(Brief): Gather every line of the entries below that contains the string "Résultat", matching case exactly.

● ● ● ● ● ● ●

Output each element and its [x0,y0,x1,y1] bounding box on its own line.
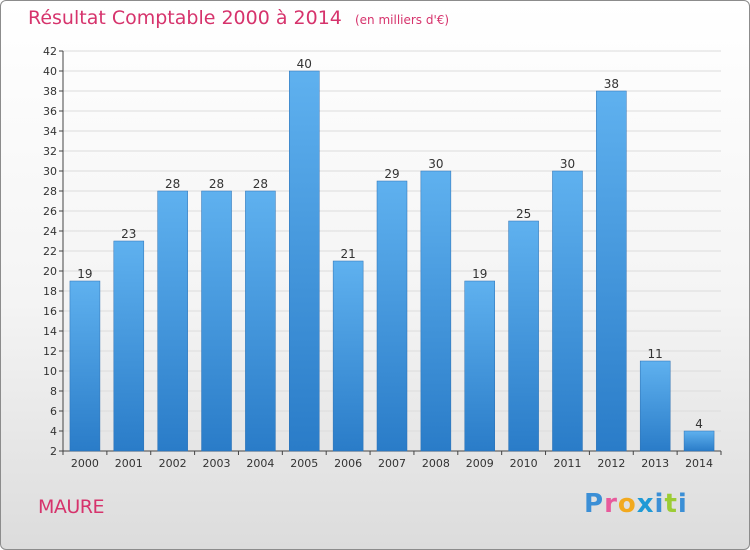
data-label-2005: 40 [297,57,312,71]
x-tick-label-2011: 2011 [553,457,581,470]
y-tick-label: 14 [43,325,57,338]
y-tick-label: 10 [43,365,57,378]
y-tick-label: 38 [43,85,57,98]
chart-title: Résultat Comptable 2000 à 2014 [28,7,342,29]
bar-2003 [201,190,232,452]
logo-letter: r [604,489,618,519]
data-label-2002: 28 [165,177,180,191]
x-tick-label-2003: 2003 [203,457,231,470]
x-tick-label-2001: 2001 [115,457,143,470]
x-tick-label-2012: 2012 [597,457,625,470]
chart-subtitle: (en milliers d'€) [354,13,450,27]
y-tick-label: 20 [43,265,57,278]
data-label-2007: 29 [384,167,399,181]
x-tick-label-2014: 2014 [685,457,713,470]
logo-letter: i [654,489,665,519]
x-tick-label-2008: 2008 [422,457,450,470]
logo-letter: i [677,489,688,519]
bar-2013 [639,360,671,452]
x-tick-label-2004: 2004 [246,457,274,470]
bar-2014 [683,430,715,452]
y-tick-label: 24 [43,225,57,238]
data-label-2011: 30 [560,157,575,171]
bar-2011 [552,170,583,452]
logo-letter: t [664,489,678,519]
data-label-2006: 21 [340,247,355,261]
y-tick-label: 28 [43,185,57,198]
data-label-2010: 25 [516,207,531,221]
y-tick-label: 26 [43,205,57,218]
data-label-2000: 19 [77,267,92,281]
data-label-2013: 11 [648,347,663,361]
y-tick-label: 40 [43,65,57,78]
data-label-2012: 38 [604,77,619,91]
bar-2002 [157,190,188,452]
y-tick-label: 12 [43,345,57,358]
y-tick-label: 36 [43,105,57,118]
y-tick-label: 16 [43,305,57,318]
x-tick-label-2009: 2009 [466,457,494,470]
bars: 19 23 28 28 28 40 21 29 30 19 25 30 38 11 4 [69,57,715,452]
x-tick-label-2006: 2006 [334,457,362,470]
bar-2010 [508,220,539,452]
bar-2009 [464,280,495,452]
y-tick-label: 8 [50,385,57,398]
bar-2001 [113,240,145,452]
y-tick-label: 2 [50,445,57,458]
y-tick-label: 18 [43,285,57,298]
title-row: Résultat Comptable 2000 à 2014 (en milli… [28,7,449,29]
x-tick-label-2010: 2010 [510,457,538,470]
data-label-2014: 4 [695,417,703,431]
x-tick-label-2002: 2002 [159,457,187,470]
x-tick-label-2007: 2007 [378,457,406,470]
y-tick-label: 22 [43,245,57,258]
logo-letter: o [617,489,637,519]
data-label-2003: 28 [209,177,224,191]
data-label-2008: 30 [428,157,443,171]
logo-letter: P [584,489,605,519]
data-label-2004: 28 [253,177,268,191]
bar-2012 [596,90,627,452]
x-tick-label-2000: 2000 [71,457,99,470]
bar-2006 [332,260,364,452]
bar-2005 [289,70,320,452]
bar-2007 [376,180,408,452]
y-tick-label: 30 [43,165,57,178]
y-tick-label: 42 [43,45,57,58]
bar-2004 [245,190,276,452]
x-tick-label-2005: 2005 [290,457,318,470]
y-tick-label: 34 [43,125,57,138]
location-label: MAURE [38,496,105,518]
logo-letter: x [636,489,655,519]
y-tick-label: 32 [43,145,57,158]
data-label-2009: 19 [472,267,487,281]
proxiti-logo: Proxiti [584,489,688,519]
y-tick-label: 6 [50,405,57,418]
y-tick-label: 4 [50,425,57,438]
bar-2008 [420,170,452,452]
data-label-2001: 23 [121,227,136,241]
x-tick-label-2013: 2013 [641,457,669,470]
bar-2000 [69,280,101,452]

● ● ● ● ● ● ●

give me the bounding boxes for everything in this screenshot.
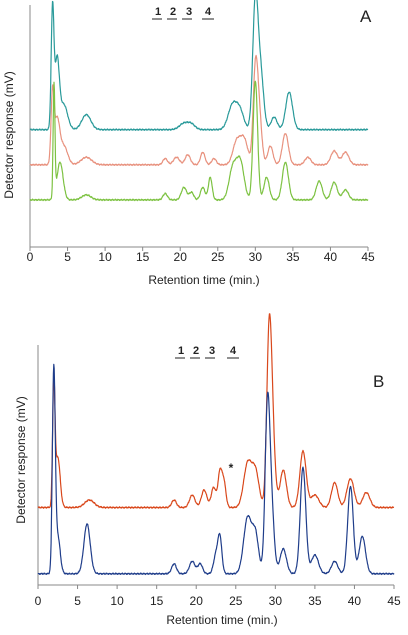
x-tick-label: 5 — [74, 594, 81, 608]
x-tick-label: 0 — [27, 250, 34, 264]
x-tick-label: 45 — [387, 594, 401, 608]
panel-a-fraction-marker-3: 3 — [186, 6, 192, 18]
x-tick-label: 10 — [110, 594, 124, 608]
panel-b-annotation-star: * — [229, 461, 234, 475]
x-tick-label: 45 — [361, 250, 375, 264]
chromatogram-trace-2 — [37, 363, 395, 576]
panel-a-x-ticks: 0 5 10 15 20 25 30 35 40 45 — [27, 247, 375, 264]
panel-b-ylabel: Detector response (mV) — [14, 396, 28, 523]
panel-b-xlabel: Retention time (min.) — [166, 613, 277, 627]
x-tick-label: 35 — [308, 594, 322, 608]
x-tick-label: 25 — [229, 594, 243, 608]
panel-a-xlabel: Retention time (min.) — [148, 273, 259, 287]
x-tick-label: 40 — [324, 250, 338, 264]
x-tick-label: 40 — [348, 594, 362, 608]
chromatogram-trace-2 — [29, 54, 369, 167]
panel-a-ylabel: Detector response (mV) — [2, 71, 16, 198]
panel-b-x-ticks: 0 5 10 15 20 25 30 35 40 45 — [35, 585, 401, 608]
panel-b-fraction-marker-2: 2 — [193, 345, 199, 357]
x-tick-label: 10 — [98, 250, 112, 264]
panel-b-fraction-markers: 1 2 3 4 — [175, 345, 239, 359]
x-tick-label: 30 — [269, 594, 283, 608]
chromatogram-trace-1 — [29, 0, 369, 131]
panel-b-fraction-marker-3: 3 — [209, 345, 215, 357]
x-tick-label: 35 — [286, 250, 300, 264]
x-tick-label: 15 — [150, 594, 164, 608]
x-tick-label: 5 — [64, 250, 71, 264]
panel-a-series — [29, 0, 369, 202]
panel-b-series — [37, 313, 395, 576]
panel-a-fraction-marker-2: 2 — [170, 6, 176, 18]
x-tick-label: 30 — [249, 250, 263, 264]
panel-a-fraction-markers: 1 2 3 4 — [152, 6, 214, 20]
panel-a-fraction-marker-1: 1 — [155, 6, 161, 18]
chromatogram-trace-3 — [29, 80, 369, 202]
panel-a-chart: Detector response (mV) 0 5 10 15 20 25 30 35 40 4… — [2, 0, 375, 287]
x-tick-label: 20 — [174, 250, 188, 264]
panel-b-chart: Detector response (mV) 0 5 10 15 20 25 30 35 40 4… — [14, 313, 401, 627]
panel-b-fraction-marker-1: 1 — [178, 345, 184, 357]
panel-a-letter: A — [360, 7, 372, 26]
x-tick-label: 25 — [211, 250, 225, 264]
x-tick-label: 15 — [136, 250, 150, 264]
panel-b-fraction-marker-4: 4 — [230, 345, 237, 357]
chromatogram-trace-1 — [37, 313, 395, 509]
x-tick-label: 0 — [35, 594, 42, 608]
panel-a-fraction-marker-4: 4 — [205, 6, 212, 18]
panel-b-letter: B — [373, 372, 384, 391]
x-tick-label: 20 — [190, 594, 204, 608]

● ● ● ● ● ● ●

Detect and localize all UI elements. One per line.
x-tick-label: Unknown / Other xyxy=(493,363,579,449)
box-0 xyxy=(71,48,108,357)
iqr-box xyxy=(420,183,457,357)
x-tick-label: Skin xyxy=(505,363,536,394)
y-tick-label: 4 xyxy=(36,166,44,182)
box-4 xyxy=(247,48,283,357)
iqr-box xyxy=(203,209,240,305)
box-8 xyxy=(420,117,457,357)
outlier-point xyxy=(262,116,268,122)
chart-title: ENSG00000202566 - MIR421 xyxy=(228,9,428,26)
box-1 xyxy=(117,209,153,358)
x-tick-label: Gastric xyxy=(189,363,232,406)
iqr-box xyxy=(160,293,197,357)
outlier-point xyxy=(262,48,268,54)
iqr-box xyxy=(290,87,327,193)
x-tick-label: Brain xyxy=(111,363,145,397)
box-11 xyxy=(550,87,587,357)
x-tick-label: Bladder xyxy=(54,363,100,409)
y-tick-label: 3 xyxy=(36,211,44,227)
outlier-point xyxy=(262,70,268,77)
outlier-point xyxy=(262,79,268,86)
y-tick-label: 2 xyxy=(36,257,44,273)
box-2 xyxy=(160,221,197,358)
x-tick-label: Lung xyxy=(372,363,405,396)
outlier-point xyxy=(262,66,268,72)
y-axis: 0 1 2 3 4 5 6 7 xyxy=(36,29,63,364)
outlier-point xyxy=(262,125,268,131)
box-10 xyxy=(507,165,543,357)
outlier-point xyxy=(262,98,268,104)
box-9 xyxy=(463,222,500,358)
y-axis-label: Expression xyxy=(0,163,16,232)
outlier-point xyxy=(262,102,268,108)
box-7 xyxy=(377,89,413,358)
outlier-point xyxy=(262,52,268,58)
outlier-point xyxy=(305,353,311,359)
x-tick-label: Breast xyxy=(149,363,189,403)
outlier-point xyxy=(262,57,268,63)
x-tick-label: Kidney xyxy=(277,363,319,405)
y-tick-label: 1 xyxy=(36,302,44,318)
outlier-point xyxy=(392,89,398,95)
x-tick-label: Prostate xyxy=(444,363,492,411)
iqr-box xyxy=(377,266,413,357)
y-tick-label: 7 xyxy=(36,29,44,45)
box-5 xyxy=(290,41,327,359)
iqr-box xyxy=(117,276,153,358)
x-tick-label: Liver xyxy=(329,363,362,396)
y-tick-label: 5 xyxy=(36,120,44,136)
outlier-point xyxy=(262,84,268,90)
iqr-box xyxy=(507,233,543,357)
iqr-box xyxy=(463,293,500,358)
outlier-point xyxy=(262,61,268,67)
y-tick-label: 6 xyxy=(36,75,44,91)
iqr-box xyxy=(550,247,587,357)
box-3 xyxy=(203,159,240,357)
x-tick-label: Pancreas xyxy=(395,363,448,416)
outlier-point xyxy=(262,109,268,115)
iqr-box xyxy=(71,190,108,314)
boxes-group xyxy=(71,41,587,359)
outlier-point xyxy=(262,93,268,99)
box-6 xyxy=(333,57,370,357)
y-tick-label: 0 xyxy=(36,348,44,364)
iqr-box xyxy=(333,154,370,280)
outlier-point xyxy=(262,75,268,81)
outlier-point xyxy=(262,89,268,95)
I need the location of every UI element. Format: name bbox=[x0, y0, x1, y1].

● ● ● ● ● ● ●

(Correct answer):
chart-title: Résultat Comptable 2000 à 2014 [28,7,342,29]
title-row: Résultat Comptable 2000 à 2014 (en milli… [28,7,449,29]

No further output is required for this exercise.